• WHAT IS BEING ASKED: For each line below that includes the word "label", make a copy.

--- begin EXCERPTED RECORDS ---

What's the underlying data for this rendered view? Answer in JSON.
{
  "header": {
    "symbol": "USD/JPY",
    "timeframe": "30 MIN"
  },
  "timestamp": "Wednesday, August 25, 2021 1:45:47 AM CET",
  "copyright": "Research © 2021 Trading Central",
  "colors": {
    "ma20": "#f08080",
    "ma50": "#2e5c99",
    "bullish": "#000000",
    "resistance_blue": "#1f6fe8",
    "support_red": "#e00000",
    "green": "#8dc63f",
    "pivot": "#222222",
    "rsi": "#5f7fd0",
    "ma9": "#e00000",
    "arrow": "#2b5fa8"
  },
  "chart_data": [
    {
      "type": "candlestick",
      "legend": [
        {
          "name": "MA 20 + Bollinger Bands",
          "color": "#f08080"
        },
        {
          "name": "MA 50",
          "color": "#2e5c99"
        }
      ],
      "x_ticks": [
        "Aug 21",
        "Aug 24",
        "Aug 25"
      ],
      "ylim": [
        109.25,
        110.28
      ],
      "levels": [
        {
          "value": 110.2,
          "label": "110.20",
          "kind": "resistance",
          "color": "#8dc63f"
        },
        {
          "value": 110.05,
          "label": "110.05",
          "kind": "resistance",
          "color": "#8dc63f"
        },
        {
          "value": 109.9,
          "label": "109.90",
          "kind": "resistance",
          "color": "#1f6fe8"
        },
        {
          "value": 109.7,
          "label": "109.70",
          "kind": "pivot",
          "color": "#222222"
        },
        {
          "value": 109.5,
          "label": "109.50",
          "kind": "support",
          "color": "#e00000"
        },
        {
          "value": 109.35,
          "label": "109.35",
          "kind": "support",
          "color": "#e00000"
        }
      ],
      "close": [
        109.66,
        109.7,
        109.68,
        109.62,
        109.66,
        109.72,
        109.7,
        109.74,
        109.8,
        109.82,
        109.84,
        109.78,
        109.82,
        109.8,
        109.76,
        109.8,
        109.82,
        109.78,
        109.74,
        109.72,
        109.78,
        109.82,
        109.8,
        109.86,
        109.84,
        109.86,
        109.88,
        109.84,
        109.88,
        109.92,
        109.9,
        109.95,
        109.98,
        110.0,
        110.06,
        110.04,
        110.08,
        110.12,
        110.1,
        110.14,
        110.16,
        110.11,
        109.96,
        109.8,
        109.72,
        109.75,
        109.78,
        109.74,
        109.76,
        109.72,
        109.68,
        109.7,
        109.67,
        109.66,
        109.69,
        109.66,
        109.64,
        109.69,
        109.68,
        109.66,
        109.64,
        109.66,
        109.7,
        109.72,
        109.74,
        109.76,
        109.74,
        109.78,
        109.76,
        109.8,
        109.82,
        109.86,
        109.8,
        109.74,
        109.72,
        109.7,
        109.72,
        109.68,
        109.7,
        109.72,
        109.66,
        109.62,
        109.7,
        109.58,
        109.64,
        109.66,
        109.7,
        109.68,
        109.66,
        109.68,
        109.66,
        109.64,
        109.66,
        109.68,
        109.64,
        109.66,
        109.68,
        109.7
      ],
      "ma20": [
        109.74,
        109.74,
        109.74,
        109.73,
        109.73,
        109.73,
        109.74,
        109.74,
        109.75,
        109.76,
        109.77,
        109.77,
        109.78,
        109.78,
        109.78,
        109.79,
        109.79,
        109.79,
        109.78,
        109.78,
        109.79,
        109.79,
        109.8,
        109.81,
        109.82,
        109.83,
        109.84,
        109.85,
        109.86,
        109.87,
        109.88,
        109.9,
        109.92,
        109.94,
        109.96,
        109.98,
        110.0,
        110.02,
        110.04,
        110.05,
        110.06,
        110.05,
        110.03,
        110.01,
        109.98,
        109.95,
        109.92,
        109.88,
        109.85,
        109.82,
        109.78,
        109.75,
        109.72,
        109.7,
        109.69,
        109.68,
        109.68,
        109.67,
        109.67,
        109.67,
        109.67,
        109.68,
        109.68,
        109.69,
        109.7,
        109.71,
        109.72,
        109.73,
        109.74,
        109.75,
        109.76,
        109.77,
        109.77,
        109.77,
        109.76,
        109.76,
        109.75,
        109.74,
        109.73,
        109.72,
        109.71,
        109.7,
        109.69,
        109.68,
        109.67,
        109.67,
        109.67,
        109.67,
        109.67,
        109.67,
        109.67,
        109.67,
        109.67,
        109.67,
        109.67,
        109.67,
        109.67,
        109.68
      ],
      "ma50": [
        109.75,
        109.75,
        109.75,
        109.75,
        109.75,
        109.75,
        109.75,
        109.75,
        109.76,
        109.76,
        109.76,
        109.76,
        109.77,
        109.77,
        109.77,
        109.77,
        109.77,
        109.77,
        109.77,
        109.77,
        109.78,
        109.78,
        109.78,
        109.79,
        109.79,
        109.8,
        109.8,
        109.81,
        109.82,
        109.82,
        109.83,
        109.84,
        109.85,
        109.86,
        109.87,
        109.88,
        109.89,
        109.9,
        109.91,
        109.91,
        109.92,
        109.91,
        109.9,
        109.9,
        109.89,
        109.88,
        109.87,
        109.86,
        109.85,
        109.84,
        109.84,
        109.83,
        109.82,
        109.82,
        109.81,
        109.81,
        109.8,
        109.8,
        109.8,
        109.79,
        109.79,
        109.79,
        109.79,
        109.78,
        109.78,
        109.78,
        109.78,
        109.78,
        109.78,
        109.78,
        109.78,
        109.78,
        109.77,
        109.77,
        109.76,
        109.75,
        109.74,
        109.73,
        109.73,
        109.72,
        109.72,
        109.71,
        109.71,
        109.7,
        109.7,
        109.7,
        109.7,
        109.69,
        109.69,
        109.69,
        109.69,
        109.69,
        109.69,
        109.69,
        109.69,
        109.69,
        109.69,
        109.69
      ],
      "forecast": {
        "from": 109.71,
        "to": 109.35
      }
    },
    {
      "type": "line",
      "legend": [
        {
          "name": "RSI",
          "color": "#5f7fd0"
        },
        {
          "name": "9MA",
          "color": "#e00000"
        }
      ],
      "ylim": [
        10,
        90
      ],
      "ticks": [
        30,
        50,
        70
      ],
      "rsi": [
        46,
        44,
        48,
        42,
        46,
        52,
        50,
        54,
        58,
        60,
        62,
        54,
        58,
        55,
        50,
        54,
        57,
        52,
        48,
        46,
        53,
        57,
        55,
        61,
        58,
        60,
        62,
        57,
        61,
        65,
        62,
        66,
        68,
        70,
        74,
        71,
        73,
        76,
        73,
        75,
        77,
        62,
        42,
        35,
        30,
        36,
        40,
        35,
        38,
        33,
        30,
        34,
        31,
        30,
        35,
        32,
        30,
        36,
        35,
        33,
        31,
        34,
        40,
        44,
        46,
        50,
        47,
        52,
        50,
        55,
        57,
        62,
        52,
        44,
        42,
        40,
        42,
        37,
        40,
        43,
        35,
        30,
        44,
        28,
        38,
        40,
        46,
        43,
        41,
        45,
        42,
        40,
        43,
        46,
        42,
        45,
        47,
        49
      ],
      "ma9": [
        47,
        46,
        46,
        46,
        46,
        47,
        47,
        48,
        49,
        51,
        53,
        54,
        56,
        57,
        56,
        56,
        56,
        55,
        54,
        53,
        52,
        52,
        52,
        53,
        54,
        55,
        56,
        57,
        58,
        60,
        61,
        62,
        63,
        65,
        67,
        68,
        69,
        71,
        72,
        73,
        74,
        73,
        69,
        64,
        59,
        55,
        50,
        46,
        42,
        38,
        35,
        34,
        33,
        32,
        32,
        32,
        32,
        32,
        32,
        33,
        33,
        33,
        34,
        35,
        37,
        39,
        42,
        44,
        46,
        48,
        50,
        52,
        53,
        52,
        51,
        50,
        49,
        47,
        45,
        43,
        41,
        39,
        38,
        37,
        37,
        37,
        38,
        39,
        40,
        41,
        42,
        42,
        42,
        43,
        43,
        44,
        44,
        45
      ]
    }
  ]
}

--- end EXCERPTED RECORDS ---

• REPLY:
          "label": "110.20",
          "label": "110.05",
          "label": "109.90",
          "label": "109.70",
          "label": "109.50",
          "label": "109.35",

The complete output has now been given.